:: EXERCISE ::
Check each line of the material below for "vraćanje", then copy the ones that contain it.

:: TASK MATERIAL ::
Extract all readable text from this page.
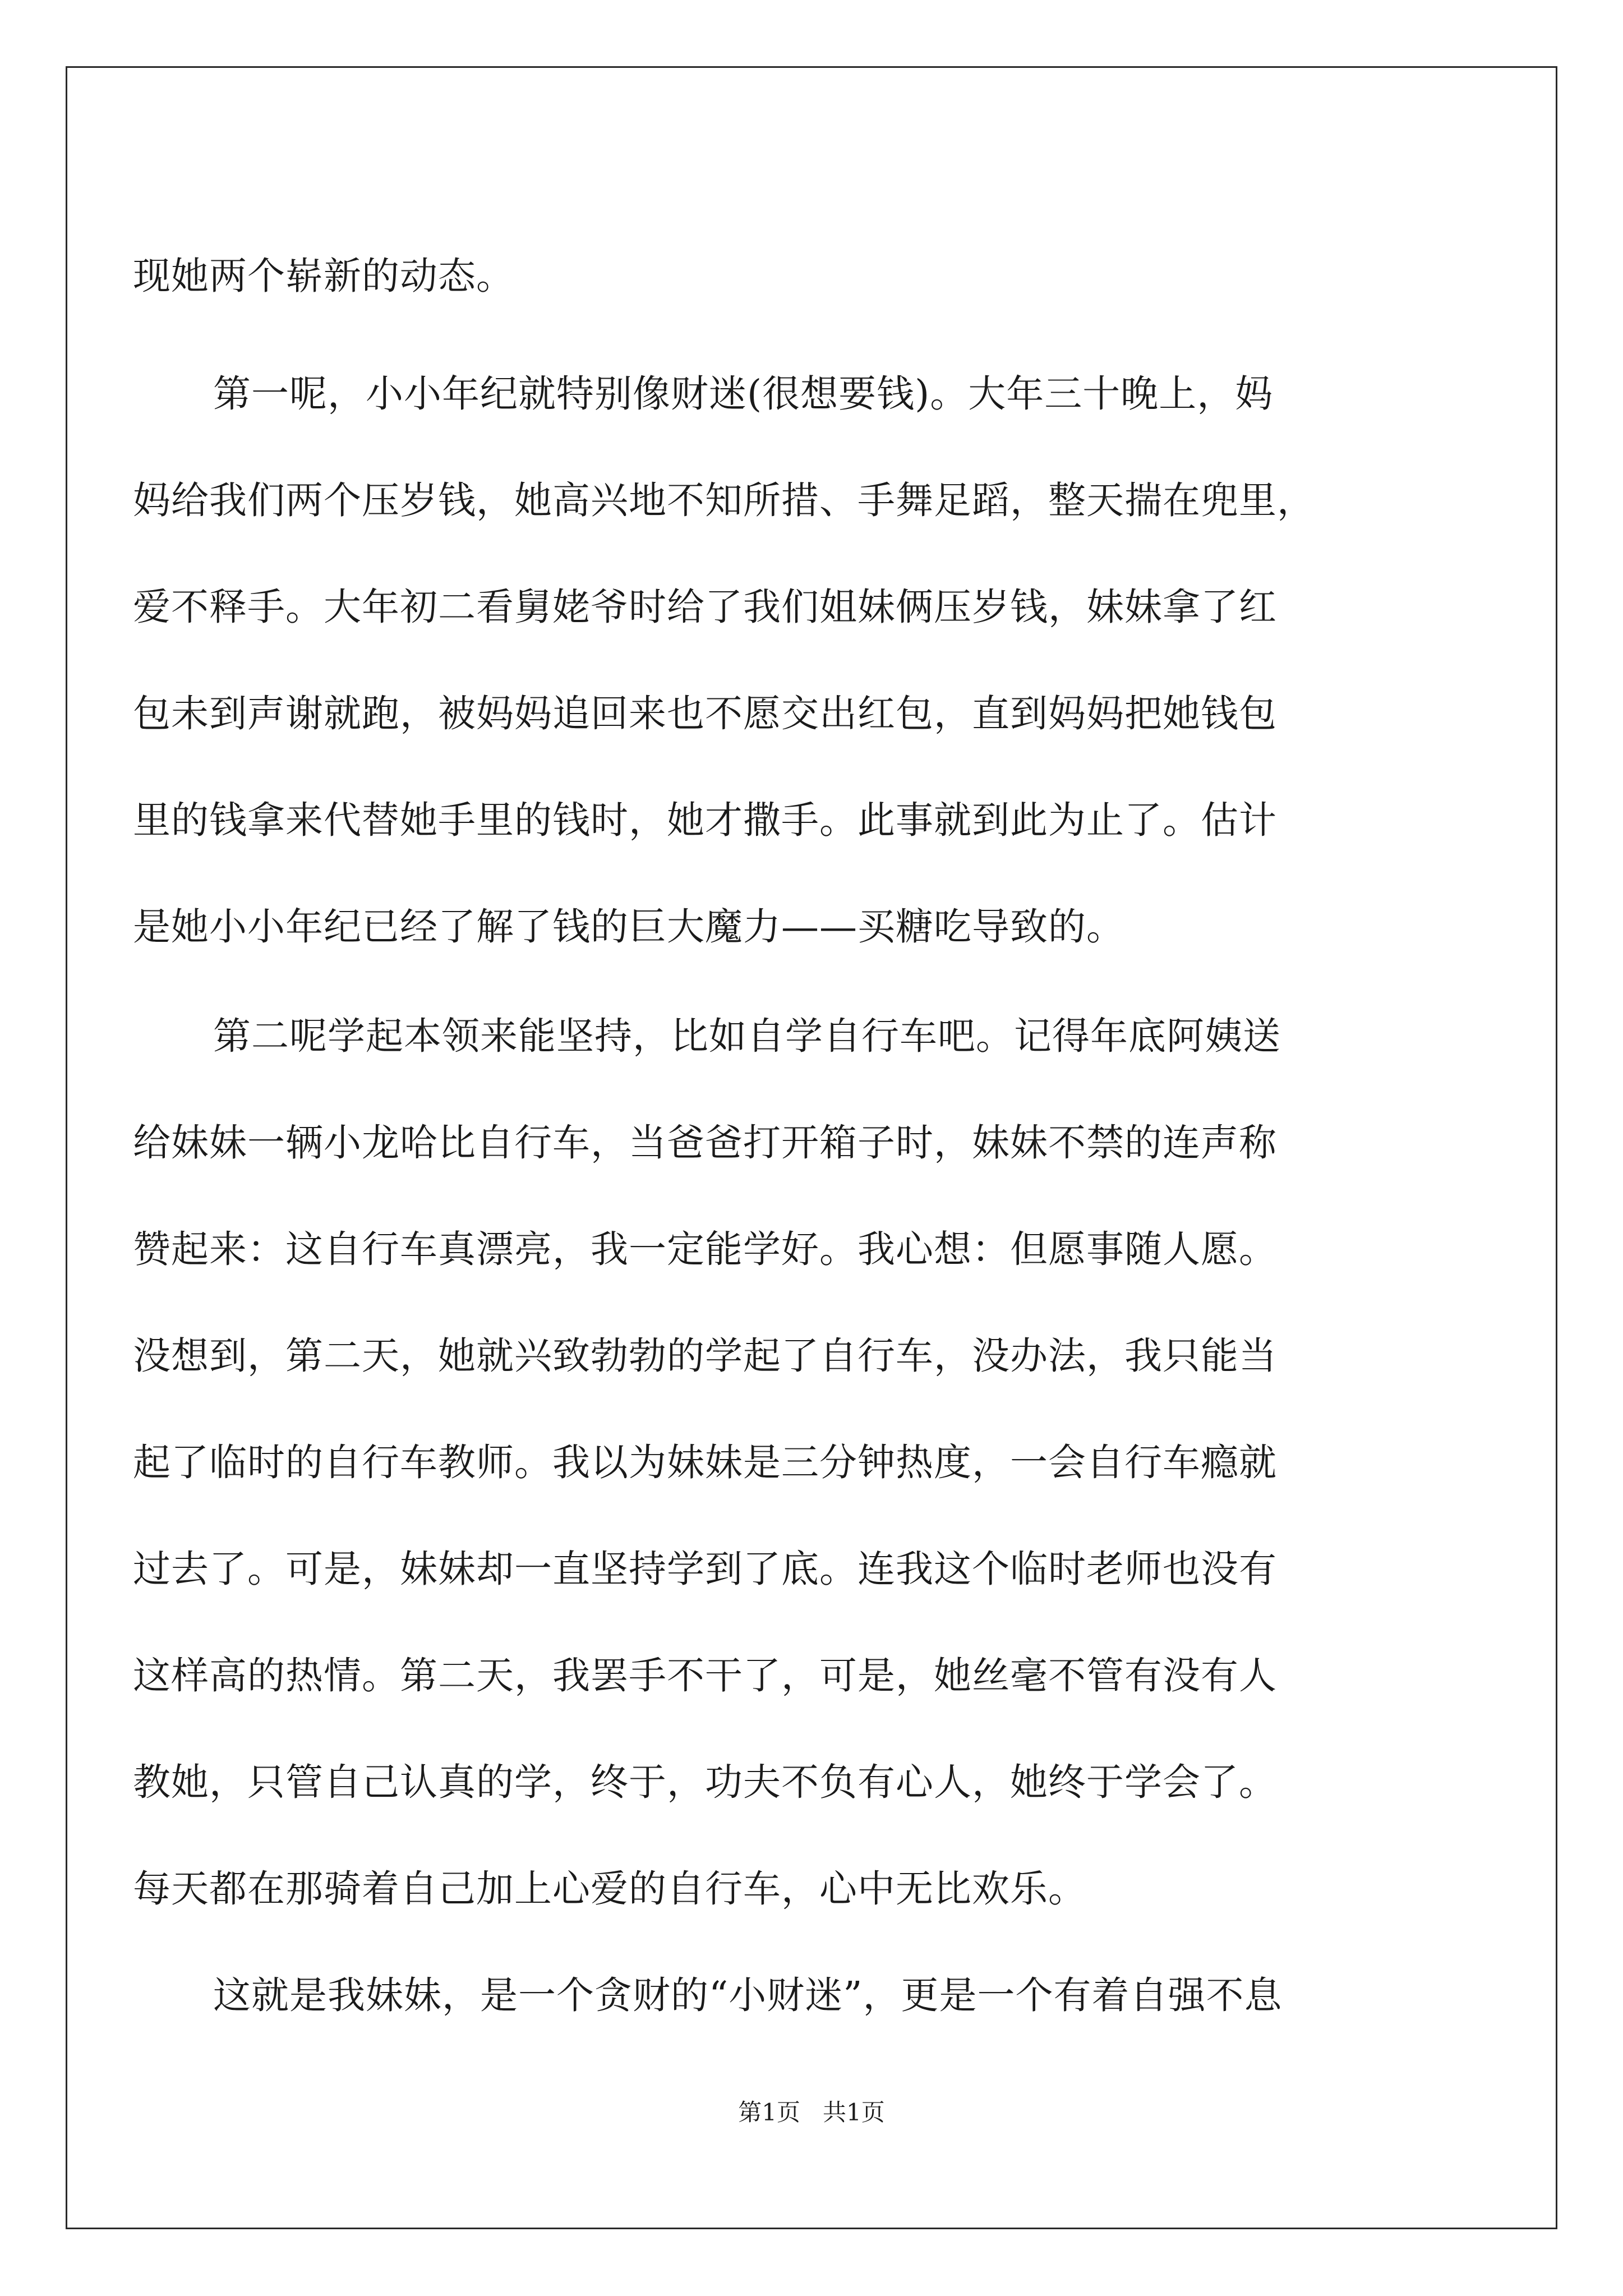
现她两个崭新的动态。

第一呢，小小年纪就特别像财迷(很想要钱)。大年三十晚上，妈

妈给我们两个压岁钱，她高兴地不知所措、手舞足蹈，整天揣在兜里，

爱不释手。大年初二看舅姥爷时给了我们姐妹俩压岁钱，妹妹拿了红

包未到声谢就跑，被妈妈追回来也不愿交出红包，直到妈妈把她钱包

里的钱拿来代替她手里的钱时，她才撒手。此事就到此为止了。估计

是她小小年纪已经了解了钱的巨大魔力——买糖吃导致的。

第二呢学起本领来能坚持，比如自学自行车吧。记得年底阿姨送

给妹妹一辆小龙哈比自行车，当爸爸打开箱子时，妹妹不禁的连声称

赞起来：这自行车真漂亮，我一定能学好。我心想：但愿事随人愿。

没想到，第二天，她就兴致勃勃的学起了自行车，没办法，我只能当

起了临时的自行车教师。我以为妹妹是三分钟热度，一会自行车瘾就

过去了。可是，妹妹却一直坚持学到了底。连我这个临时老师也没有

这样高的热情。第二天，我罢手不干了，可是，她丝毫不管有没有人

教她，只管自己认真的学，终于，功夫不负有心人，她终于学会了。

每天都在那骑着自己加上心爱的自行车，心中无比欢乐。

这就是我妹妹，是一个贪财的“小财迷”，更是一个有着自强不息

第1页   共1页
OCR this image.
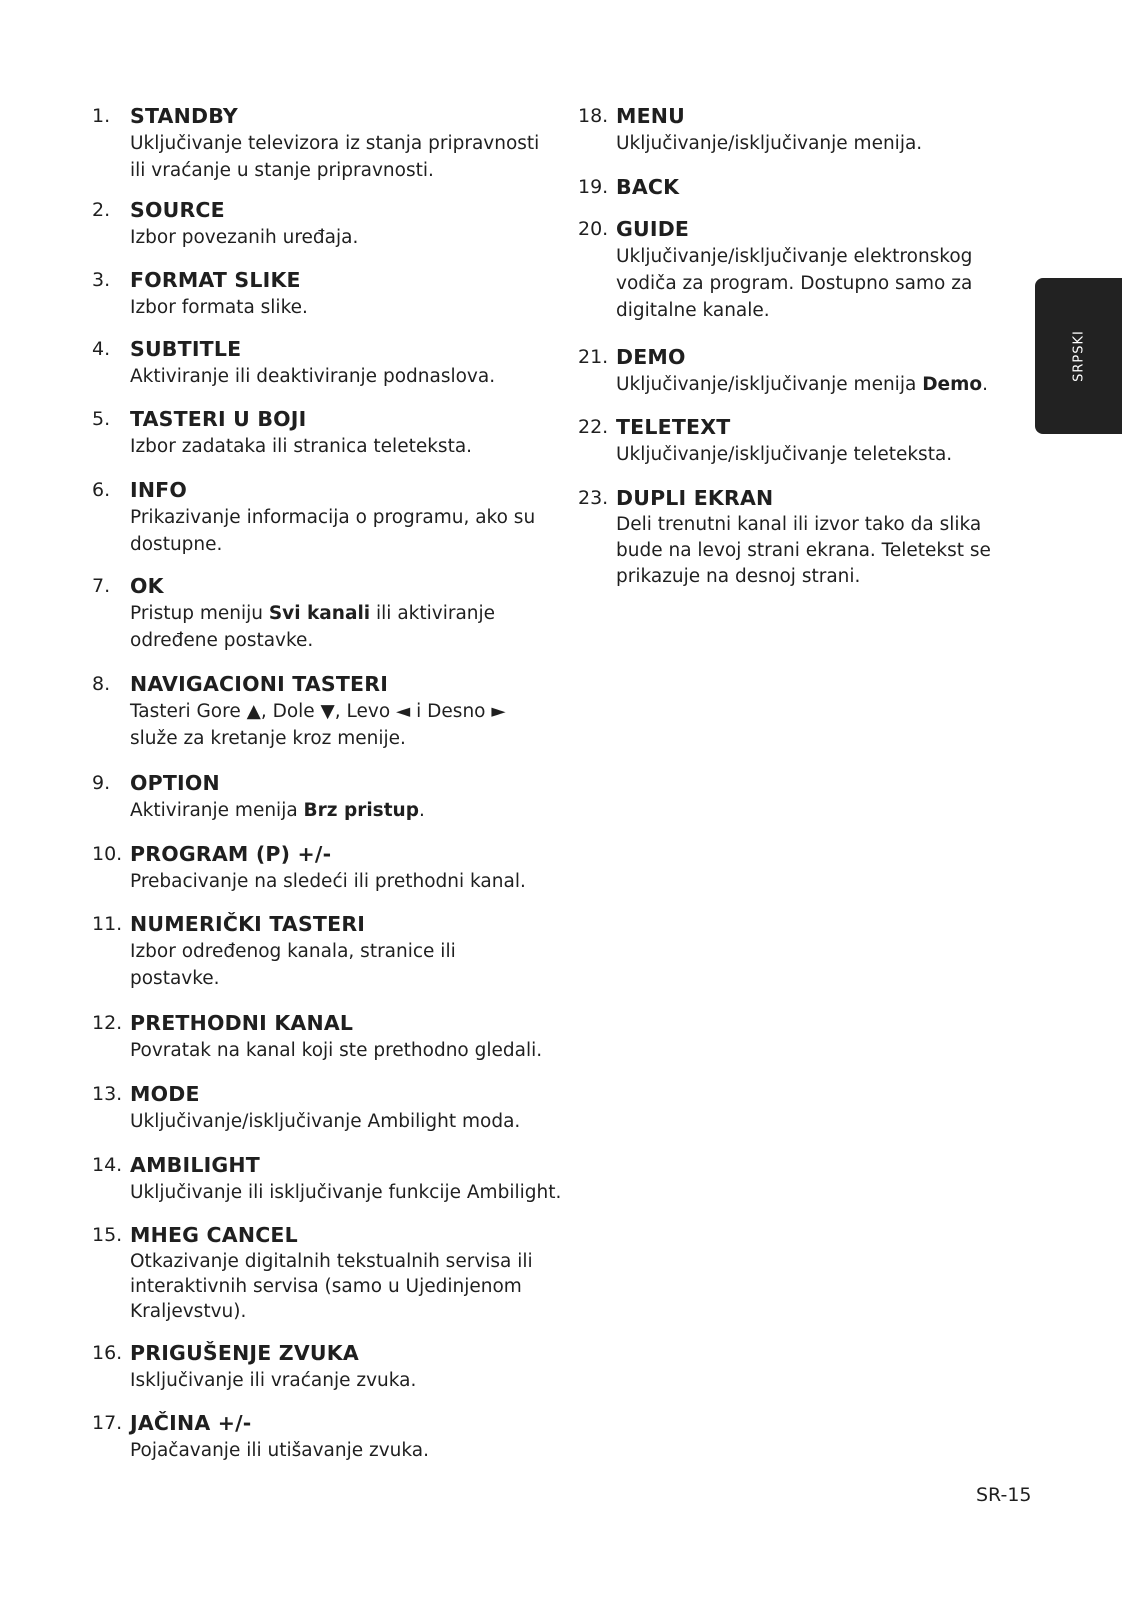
1. STANDBY
Uključivanje televizora iz stanja pripravnosti
ili vraćanje u stanje pripravnosti.
2. SOURCE
Izbor povezanih uređaja.
3. FORMAT SLIKE
Izbor formata slike.
4. SUBTITLE
Aktiviranje ili deaktiviranje podnaslova.
5. TASTERI U BOJI
Izbor zadataka ili stranica teleteksta.
6. INFO
Prikazivanje informacija o programu, ako su
dostupne.
7. OK
Pristup meniju Svi kanali ili aktiviranje
određene postavke.
8. NAVIGACIONI TASTERI
Tasteri Gore ▲, Dole ▼, Levo ◄ i Desno ►
služe za kretanje kroz menije.
9. OPTION
Aktiviranje menija Brz pristup.
10. PROGRAM (P) +/-
Prebacivanje na sledeći ili prethodni kanal.
11. NUMERIČKI TASTERI
Izbor određenog kanala, stranice ili
postavke.
12. PRETHODNI KANAL
Povratak na kanal koji ste prethodno gledali.
13. MODE
Uključivanje/isključivanje Ambilight moda.
14. AMBILIGHT
Uključivanje ili isključivanje funkcije Ambilight.
15. MHEG CANCEL
Otkazivanje digitalnih tekstualnih servisa ili
interaktivnih servisa (samo u Ujedinjenom
Kraljevstvu).
16. PRIGUŠENJE ZVUKA
Isključivanje ili vraćanje zvuka.
17. JAČINA +/-
Pojačavanje ili utišavanje zvuka.
18. MENU
Uključivanje/isključivanje menija.
19. BACK
20. GUIDE
Uključivanje/isključivanje elektronskog
vodiča za program. Dostupno samo za
digitalne kanale.
21. DEMO
Uključivanje/isključivanje menija Demo.
22. TELETEXT
Uključivanje/isključivanje teleteksta.
23. DUPLI EKRAN
Deli trenutni kanal ili izvor tako da slika
bude na levoj strani ekrana. Teletekst se
prikazuje na desnoj strani.
SRPSKI
SR-15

:: OUTPUT FOR THIS EXERCISE ::
ili vraćanje u stanje pripravnosti.
Isključivanje ili vraćanje zvuka.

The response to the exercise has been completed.